* _Written problem_:
Return the stretch of lines from the one containing "resize-handle[interactable] (83, 153, 89, 159)" through the one containing "shape-stripe[interactable] (73, 159, 91, 232)", both included, exactly as they appear.

(Spatial annotation records)
◆ ◆ ◆ ◆
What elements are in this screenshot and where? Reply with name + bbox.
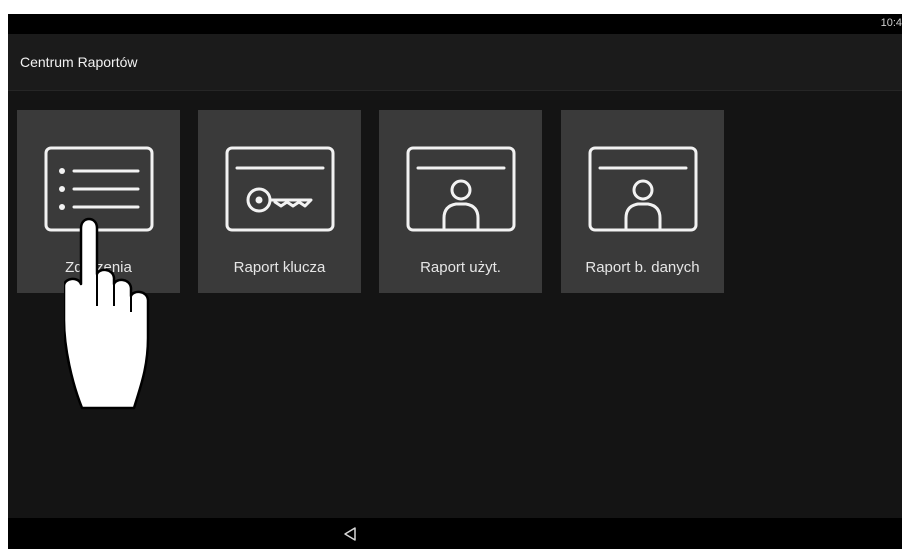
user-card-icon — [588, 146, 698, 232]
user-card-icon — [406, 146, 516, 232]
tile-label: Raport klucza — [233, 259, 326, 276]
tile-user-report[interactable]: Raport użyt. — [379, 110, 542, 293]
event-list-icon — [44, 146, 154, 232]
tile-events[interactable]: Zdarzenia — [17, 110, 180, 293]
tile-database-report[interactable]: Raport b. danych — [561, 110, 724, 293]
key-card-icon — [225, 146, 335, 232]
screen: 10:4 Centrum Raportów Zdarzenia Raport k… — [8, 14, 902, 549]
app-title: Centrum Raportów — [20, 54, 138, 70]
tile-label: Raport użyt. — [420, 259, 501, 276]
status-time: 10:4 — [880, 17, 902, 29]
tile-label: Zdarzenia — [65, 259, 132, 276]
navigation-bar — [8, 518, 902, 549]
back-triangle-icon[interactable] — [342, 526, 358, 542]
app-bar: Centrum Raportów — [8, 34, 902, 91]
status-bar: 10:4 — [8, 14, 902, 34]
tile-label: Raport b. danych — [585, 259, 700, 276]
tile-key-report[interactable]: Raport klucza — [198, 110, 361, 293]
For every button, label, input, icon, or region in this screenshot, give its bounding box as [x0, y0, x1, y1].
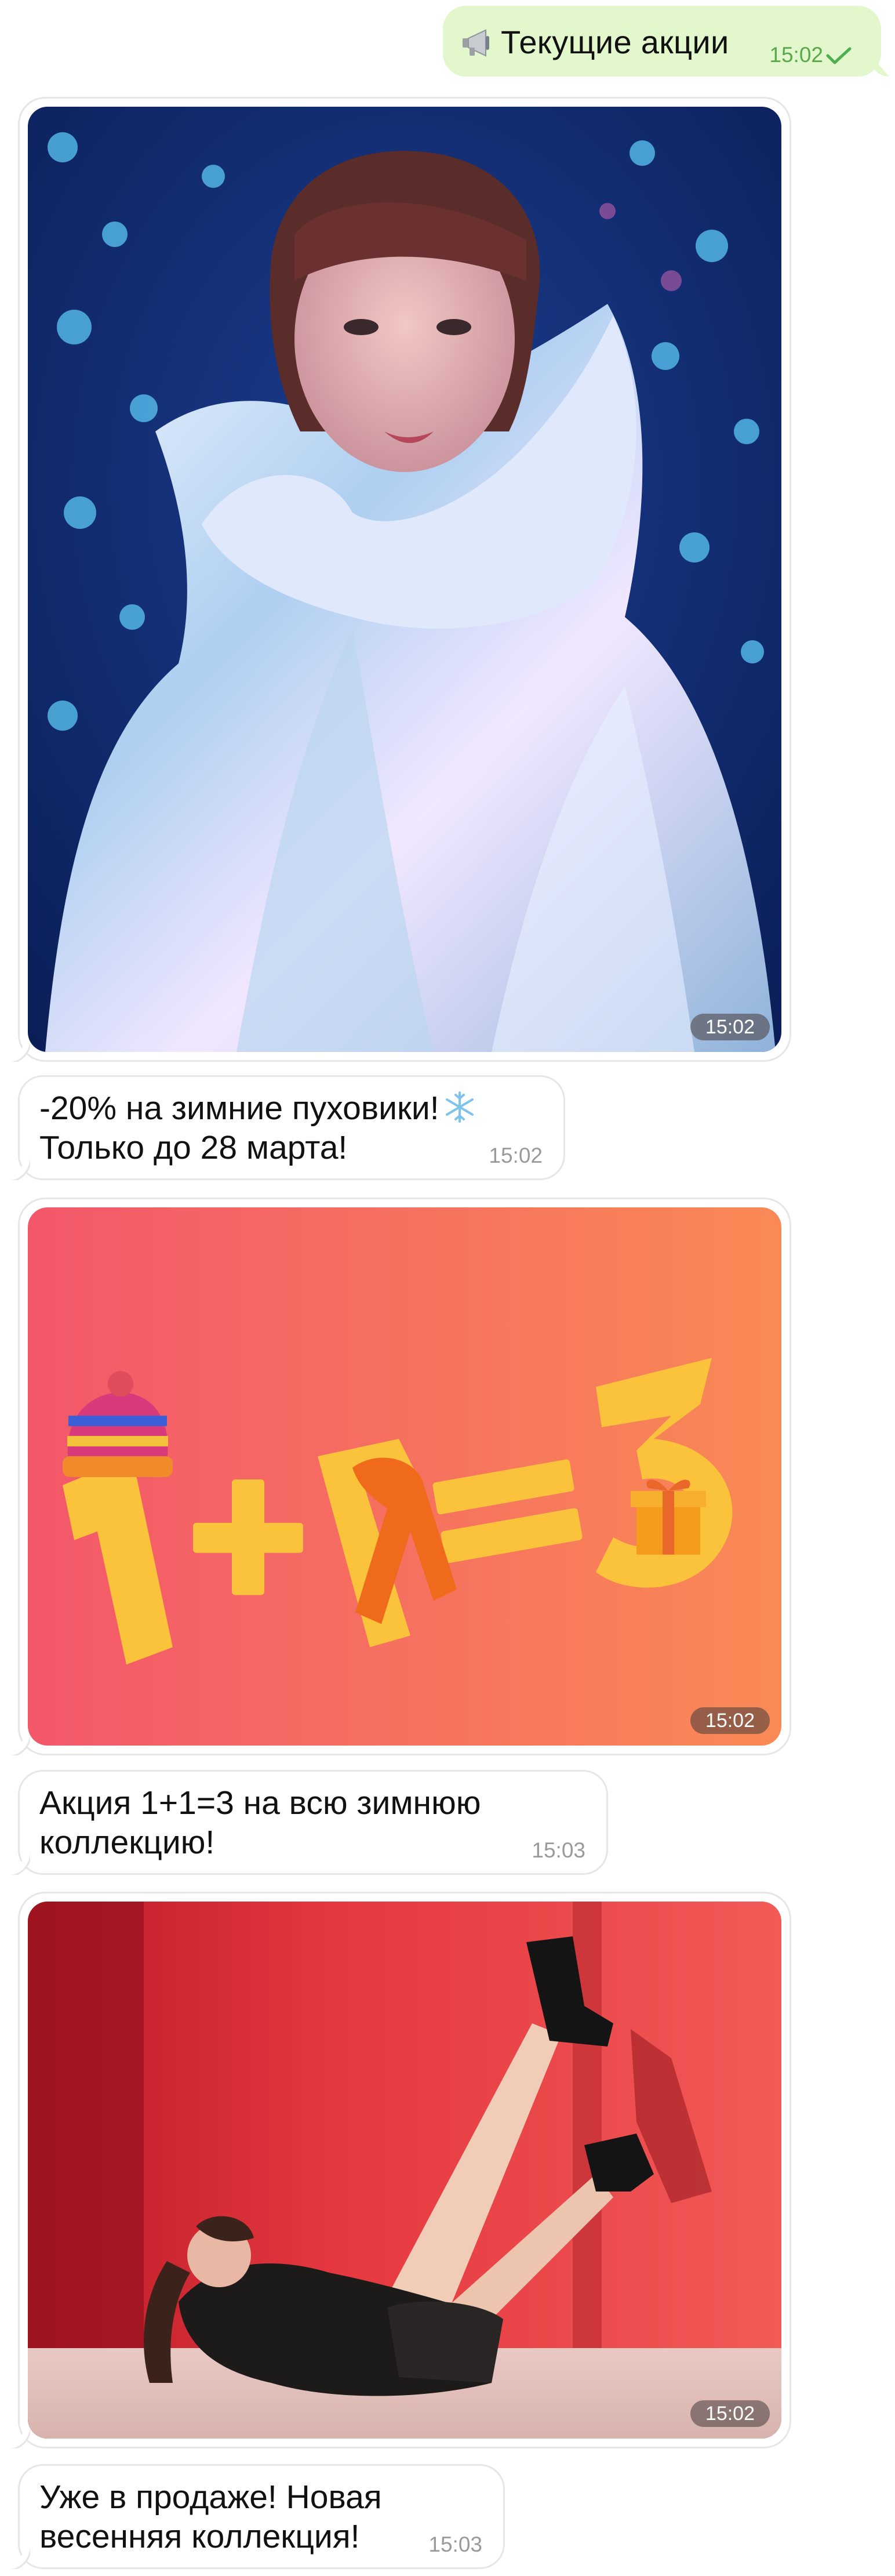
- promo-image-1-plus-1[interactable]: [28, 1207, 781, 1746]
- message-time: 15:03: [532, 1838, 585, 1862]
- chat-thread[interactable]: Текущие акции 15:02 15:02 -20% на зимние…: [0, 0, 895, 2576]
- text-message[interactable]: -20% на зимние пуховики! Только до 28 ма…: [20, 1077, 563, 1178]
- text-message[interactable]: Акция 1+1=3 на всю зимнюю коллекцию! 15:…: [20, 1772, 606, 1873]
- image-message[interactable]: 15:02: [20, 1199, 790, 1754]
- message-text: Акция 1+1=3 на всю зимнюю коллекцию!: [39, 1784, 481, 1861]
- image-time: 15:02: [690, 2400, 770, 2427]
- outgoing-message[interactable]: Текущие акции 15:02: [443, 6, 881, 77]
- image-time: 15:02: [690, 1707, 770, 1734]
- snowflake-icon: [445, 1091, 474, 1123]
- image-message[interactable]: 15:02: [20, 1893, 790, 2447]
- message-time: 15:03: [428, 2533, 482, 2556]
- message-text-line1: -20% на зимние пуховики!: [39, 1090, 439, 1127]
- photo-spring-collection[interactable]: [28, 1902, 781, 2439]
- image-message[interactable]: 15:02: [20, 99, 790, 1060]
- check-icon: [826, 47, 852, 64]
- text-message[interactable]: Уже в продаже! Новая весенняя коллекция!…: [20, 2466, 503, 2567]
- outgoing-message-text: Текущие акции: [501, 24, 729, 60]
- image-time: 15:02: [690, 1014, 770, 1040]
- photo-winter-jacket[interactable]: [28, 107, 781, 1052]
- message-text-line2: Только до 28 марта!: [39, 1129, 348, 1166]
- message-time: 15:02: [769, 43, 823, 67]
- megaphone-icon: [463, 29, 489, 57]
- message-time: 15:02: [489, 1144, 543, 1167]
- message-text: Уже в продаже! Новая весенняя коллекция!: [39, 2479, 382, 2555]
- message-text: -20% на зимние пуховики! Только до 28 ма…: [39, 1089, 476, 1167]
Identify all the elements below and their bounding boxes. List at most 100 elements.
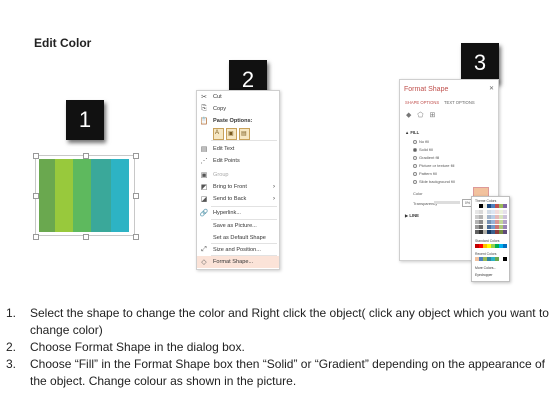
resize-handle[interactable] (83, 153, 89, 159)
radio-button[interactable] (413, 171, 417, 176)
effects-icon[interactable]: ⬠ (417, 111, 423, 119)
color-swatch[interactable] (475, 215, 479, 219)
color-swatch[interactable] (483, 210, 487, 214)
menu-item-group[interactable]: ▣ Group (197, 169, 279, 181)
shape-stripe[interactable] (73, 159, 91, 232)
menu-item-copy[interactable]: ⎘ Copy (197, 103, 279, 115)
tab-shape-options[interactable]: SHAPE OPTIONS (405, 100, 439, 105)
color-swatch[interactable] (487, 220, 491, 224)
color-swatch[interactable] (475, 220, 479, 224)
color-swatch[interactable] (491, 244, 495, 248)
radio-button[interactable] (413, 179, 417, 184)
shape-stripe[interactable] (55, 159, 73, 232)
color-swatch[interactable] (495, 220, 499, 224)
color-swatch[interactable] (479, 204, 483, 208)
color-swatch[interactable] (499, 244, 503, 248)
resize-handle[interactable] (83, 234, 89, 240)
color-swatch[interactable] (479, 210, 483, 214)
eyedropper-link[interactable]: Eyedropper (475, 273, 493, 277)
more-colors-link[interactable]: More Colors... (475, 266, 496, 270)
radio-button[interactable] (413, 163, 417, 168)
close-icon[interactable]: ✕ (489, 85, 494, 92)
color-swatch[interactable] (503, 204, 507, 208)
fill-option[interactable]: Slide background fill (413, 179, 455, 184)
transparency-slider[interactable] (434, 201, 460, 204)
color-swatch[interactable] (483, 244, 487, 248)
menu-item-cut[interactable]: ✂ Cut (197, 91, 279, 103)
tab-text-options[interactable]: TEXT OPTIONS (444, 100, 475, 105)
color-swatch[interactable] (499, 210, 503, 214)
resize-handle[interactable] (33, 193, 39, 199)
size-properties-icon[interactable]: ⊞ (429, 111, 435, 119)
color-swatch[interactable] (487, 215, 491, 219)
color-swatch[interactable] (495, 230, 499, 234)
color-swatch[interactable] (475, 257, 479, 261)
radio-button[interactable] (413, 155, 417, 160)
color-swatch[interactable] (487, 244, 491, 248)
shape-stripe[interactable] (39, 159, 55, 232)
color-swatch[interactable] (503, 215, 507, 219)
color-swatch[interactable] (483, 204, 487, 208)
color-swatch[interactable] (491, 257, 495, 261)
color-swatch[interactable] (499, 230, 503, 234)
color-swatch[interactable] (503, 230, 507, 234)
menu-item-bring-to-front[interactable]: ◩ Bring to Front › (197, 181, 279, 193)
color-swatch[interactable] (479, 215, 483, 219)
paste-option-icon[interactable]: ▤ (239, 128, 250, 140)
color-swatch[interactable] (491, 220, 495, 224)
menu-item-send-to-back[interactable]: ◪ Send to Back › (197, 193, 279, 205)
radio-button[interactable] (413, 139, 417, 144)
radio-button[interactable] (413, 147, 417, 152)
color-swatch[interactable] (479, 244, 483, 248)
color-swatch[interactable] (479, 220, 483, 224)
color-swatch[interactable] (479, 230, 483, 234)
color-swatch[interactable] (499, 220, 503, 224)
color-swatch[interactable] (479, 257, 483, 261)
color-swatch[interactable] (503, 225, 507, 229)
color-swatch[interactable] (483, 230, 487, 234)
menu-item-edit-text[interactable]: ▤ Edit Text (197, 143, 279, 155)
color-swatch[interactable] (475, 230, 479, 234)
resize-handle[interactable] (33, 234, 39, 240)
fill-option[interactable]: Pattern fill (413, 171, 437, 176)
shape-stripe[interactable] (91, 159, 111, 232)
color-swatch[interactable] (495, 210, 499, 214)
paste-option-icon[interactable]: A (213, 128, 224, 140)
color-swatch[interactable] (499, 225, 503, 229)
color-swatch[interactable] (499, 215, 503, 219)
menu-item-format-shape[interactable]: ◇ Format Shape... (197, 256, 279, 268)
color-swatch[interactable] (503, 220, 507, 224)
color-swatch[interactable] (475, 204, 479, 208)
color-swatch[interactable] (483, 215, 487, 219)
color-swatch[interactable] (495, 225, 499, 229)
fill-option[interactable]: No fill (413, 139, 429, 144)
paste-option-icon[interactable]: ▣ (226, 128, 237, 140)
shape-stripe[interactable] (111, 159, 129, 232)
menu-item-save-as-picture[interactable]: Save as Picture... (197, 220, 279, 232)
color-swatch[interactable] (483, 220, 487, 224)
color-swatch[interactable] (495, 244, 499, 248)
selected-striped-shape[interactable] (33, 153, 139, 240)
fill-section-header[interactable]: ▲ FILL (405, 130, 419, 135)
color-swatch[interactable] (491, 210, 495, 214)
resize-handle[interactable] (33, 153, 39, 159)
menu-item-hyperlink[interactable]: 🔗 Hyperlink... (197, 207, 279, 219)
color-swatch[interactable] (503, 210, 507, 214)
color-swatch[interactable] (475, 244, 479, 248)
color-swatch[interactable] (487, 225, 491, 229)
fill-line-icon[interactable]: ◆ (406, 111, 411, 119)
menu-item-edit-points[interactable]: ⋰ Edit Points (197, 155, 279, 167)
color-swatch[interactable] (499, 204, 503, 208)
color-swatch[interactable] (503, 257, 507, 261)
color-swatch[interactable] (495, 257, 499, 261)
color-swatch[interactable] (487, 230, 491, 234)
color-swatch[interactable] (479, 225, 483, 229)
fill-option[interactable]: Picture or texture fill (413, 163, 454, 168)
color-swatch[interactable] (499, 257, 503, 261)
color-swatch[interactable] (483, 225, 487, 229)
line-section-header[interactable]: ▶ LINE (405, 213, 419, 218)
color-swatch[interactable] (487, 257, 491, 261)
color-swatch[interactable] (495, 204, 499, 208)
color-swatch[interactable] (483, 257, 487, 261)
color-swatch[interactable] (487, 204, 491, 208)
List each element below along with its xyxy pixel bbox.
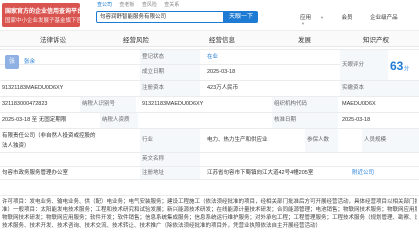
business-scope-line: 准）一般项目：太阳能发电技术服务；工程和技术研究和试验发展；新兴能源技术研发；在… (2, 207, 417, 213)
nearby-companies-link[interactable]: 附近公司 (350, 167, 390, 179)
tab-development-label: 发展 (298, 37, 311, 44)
◆ ◆ ◆ ◆
* _Task response_:
resize-handle[interactable] (83, 153, 89, 159)
radio-button[interactable] (413, 171, 417, 176)
effects-icon[interactable]: ⬠ (417, 111, 423, 119)
color-swatch[interactable] (475, 215, 479, 219)
color-swatch[interactable] (483, 210, 487, 214)
menu-item-group[interactable]: ▣ Group (197, 169, 279, 181)
shape-stripe[interactable] (73, 159, 91, 232)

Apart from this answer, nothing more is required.